- _What is required_:
How many lines of the data hold the word "Settings"? State the number and nothing else.

- _Data_:
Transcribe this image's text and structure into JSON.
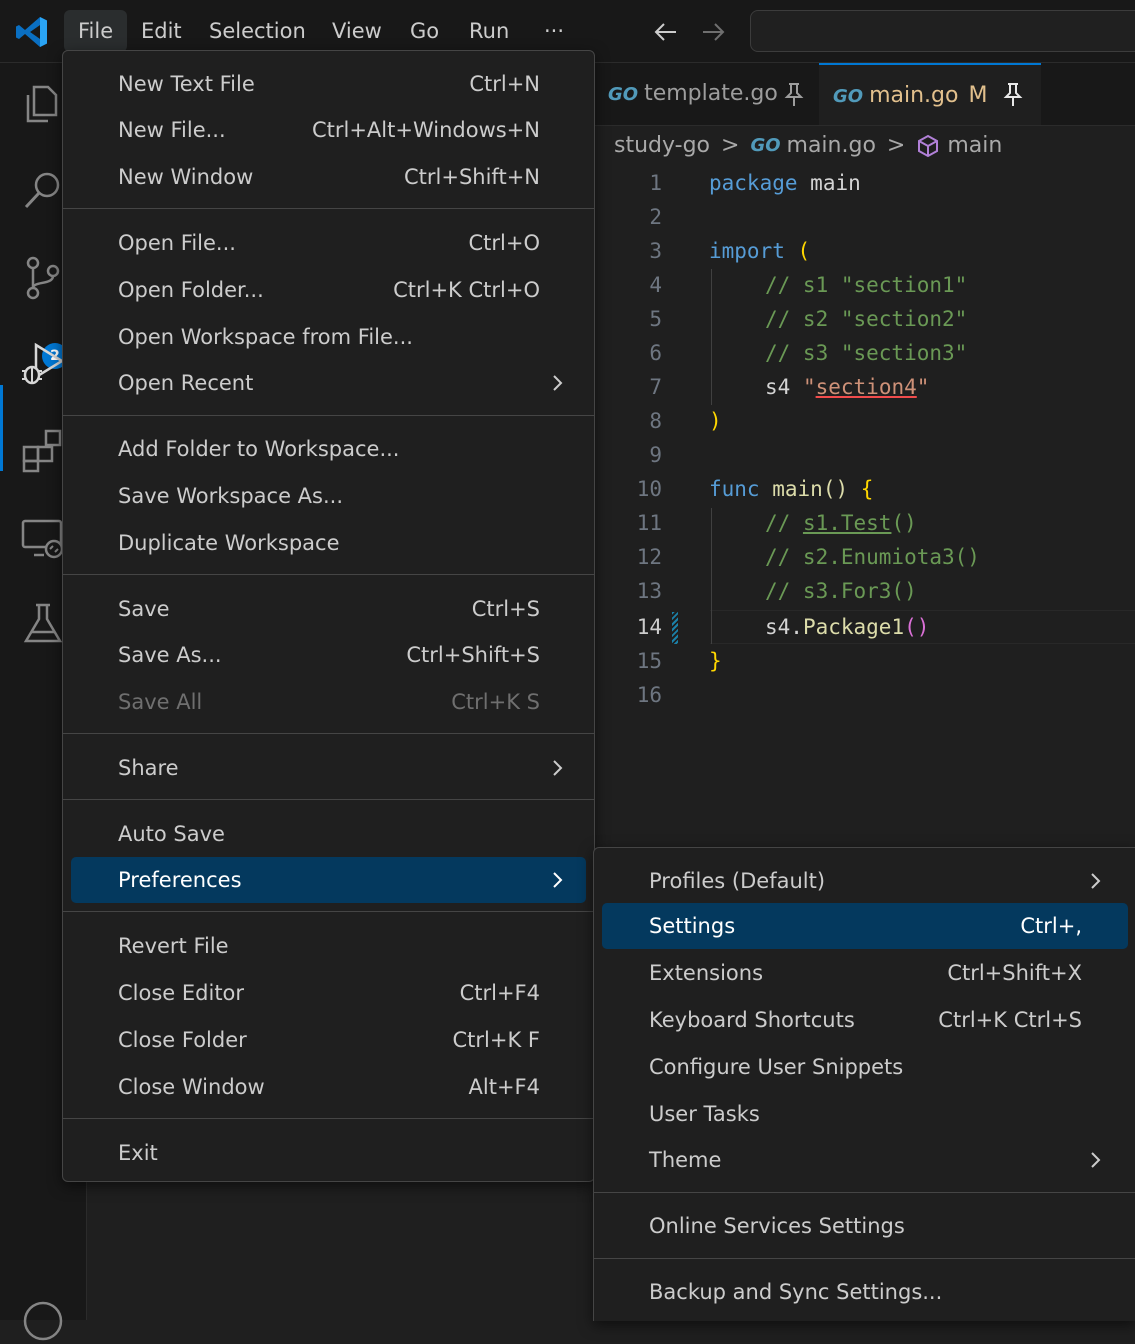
{
  "titlebar": {
    "menus": [
      "File",
      "Edit",
      "Selection",
      "View",
      "Go",
      "Run",
      "···"
    ]
  },
  "activity_bar": {
    "icons": [
      "explorer-icon",
      "search-icon",
      "source-control-icon",
      "run-debug-icon",
      "extensions-icon",
      "remote-explorer-icon",
      "testing-icon",
      "account-icon"
    ],
    "scm_badge": "2"
  },
  "tabs": [
    {
      "badge": "GO",
      "label": "template.go",
      "modified": "",
      "pinned": true
    },
    {
      "badge": "GO",
      "label": "main.go",
      "modified": "M",
      "pinned": true
    }
  ],
  "breadcrumb": {
    "folder": "study-go",
    "separator": ">",
    "file_badge": "GO",
    "file": "main.go",
    "symbol": "main"
  },
  "editor": {
    "current_line": 14,
    "lines": [
      {
        "n": "1",
        "text": "package main"
      },
      {
        "n": "2",
        "text": ""
      },
      {
        "n": "3",
        "text": "import ("
      },
      {
        "n": "4",
        "text": "    // s1 \"section1\""
      },
      {
        "n": "5",
        "text": "    // s2 \"section2\""
      },
      {
        "n": "6",
        "text": "    // s3 \"section3\""
      },
      {
        "n": "7",
        "text": "    s4 \"section4\""
      },
      {
        "n": "8",
        "text": ")"
      },
      {
        "n": "9",
        "text": ""
      },
      {
        "n": "10",
        "text": "func main() {"
      },
      {
        "n": "11",
        "text": "    // s1.Test()"
      },
      {
        "n": "12",
        "text": "    // s2.Enumiota3()"
      },
      {
        "n": "13",
        "text": "    // s3.For3()"
      },
      {
        "n": "14",
        "text": "    s4.Package1()"
      },
      {
        "n": "15",
        "text": "}"
      },
      {
        "n": "16",
        "text": ""
      }
    ],
    "tokens": {
      "l1_kw": "package",
      "l1_id": "main",
      "l3_kw": "import",
      "l3_br": "(",
      "l4": "// s1 \"section1\"",
      "l5": "// s2 \"section2\"",
      "l6": "// s3 \"section3\"",
      "l7_id": "s4",
      "l7_q1": "\"",
      "l7_str": "section4",
      "l7_q2": "\"",
      "l8_br": ")",
      "l10_kw": "func",
      "l10_fn": "main",
      "l10_p": "()",
      "l10_br": "{",
      "l11_a": "// ",
      "l11_b": "s1.Test",
      "l11_c": "()",
      "l12": "// s2.Enumiota3()",
      "l13": "// s3.For3()",
      "l14_id": "s4.",
      "l14_fn": "Package1",
      "l14_p": "()",
      "l15_br": "}"
    }
  },
  "file_menu": {
    "items": [
      {
        "label": "New Text File",
        "shortcut": "Ctrl+N"
      },
      {
        "label": "New File...",
        "shortcut": "Ctrl+Alt+Windows+N"
      },
      {
        "label": "New Window",
        "shortcut": "Ctrl+Shift+N"
      },
      {
        "label": "Open File...",
        "shortcut": "Ctrl+O"
      },
      {
        "label": "Open Folder...",
        "shortcut": "Ctrl+K Ctrl+O"
      },
      {
        "label": "Open Workspace from File...",
        "shortcut": ""
      },
      {
        "label": "Open Recent",
        "shortcut": "",
        "submenu": true
      },
      {
        "label": "Add Folder to Workspace...",
        "shortcut": ""
      },
      {
        "label": "Save Workspace As...",
        "shortcut": ""
      },
      {
        "label": "Duplicate Workspace",
        "shortcut": ""
      },
      {
        "label": "Save",
        "shortcut": "Ctrl+S"
      },
      {
        "label": "Save As...",
        "shortcut": "Ctrl+Shift+S"
      },
      {
        "label": "Save All",
        "shortcut": "Ctrl+K S",
        "disabled": true
      },
      {
        "label": "Share",
        "shortcut": "",
        "submenu": true
      },
      {
        "label": "Auto Save",
        "shortcut": ""
      },
      {
        "label": "Preferences",
        "shortcut": "",
        "submenu": true,
        "highlighted": true
      },
      {
        "label": "Revert File",
        "shortcut": ""
      },
      {
        "label": "Close Editor",
        "shortcut": "Ctrl+F4"
      },
      {
        "label": "Close Folder",
        "shortcut": "Ctrl+K F"
      },
      {
        "label": "Close Window",
        "shortcut": "Alt+F4"
      },
      {
        "label": "Exit",
        "shortcut": ""
      }
    ]
  },
  "preferences_menu": {
    "items": [
      {
        "label": "Profiles (Default)",
        "shortcut": "",
        "submenu": true
      },
      {
        "label": "Settings",
        "shortcut": "Ctrl+,",
        "highlighted": true
      },
      {
        "label": "Extensions",
        "shortcut": "Ctrl+Shift+X"
      },
      {
        "label": "Keyboard Shortcuts",
        "shortcut": "Ctrl+K Ctrl+S"
      },
      {
        "label": "Configure User Snippets",
        "shortcut": ""
      },
      {
        "label": "User Tasks",
        "shortcut": ""
      },
      {
        "label": "Theme",
        "shortcut": "",
        "submenu": true
      },
      {
        "label": "Online Services Settings",
        "shortcut": ""
      },
      {
        "label": "Backup and Sync Settings...",
        "shortcut": ""
      }
    ]
  },
  "colors": {
    "accent": "#0078d4",
    "menu_highlight": "#04395e",
    "modified_tab": "#e2c08d",
    "go_badge": "#519aba"
  }
}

- _Written response_:
3